_Consignes_
1. Répondez aux questions suivantes à partir du texte de lecture :
(a) Quel code régit principalement la publicité extérieure ?
(b) À qui l’association avait-elle demandé le retrait de la publicité présente sur le mobilier urbain ?
(c) Quel article du Code de la route l’association invoquait-elle ?
2. Indiquez si chacune des affirmations suivantes concorde avec le texte de lecture, en citant les mots du texte qui permettent de trancher :
(a) Le Code de la route ne peut pas s’appliquer à la publicité extérieure.
(b) La publicité peinte sur des véhicules circulant régulièrement sur les voies ouvertes à la circulation publique échappe à l’interdiction.
(c) La décision citée a été rendue par la cour administrative d’appel de Lyon.
3. Recopiez le passage du texte de lecture allant de « Précisions sur l’application » à « trouver à s’appliquer. », en substituant « communication extérieure » à « publicité extérieure ».

_Texte de lecture_

Précisions sur l’application du Code de la route aux dispositifs de publicité extérieure (CAA Marseille, 19 mai 2016, n° 14MA04451)

Si la publicité extérieure (enseignes, publicité, préenseignes) est principalement régie par les dispositions du Code de l’environnement (art. L.581-1 et s ; R. 581-1 et s.), le Code de la route peut également trouver à s’appliquer.

C’est ainsi que la Cour administrative de Marseille a été saisie de plusieurs enjeux intéressants. En l’espèce, une association avait demandé au Maire de Nice le retrait de la publicité présente sur le mobilier urbain installé sur l’emprise des voies ouvertes à la circulation publique. Elle invoquait les dispositions de l’article R.418-5 du Code de la route, aux termes desquelles « I. – La publicité et les enseignes publicitaires et préenseignes sont interdites sur l’emprise des voies ouvertes à la circulation publique, à l’exception de la publicité peinte ou fixée sur des véhicules circulant ou stationnant régulièrement sur les voies ouvertes à la circulation publique. II. – Toutefois, des dérogations peuvent être accordées par l’autorité investie du pouvoir de police : 1° En agglomération, pour les enseignes publicitaires ; 2° Sur les aires de stationnement et les aires de services des routes ou autoroutes pour la publicité, les enseignes publicitaires et préenseignes non visibles de la route ».

_Entrées du corpus_
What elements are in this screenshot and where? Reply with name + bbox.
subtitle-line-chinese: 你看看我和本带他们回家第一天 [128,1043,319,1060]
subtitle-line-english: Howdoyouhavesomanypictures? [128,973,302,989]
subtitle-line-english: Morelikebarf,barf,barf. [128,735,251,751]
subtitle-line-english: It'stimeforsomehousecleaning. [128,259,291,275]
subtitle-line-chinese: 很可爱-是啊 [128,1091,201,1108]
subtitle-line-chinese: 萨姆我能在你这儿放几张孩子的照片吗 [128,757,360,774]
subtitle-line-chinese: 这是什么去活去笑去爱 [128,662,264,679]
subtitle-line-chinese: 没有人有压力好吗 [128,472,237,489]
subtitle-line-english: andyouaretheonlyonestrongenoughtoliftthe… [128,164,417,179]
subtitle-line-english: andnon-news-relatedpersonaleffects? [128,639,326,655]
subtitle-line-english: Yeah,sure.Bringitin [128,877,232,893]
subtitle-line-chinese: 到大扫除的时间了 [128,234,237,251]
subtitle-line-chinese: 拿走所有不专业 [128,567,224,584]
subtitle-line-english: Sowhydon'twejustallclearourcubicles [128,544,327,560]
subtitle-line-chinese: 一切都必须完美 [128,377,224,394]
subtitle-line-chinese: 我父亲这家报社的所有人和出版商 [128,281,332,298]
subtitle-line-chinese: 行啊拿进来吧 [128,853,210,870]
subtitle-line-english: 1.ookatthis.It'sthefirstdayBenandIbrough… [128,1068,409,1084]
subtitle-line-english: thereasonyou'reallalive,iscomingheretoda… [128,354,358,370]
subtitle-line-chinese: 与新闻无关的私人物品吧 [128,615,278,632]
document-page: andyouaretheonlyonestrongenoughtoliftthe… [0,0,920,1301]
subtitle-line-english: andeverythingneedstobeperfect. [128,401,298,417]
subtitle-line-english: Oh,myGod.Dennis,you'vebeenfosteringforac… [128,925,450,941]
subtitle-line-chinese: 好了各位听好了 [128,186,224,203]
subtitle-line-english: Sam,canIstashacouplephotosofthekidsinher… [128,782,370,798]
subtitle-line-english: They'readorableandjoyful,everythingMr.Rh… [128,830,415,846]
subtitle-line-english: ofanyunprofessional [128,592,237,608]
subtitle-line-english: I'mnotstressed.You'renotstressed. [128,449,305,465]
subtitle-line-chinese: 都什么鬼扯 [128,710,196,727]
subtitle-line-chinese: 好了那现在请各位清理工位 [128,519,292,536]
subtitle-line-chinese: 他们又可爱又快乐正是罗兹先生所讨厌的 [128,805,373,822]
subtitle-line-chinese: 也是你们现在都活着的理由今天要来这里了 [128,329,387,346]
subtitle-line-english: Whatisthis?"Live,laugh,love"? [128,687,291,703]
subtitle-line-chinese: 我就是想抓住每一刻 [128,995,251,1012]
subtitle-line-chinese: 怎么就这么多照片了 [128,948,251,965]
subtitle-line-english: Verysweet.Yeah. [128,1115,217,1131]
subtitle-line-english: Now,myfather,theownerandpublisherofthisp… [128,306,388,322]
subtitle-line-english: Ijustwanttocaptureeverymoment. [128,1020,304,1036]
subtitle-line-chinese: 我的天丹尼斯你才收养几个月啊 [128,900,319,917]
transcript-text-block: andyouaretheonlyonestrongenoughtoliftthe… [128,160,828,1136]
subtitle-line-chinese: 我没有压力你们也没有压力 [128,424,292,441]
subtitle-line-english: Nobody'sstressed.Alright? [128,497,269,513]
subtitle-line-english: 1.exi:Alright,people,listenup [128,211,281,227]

_Réponses par consigne_
1.
(a) Le Code de l’environnement.
(b) Au Maire de Nice.
(c) L’article R.418-5 du Code de la route.

2.
(a) Non : « le Code de la route peut également trouver à s’appliquer ».
(b) Oui : « à l’exception de la publicité peinte ou fixée sur des véhicules circulant ou stationnant régulièrement sur les voies ouvertes à la circulation publique ».
(c) Non : « CAA Marseille ».

3.
Précisions sur l’application du Code de la route aux dispositifs de communication extérieure (CAA Marseille, 19 mai 2016, n° 14MA04451)

Si la communication extérieure (enseignes, publicité, préenseignes) est principalement régie par les dispositions du Code de l’environnement (art. L.581-1 et s ; R. 581-1 et s.), le Code de la route peut également trouver à s’appliquer.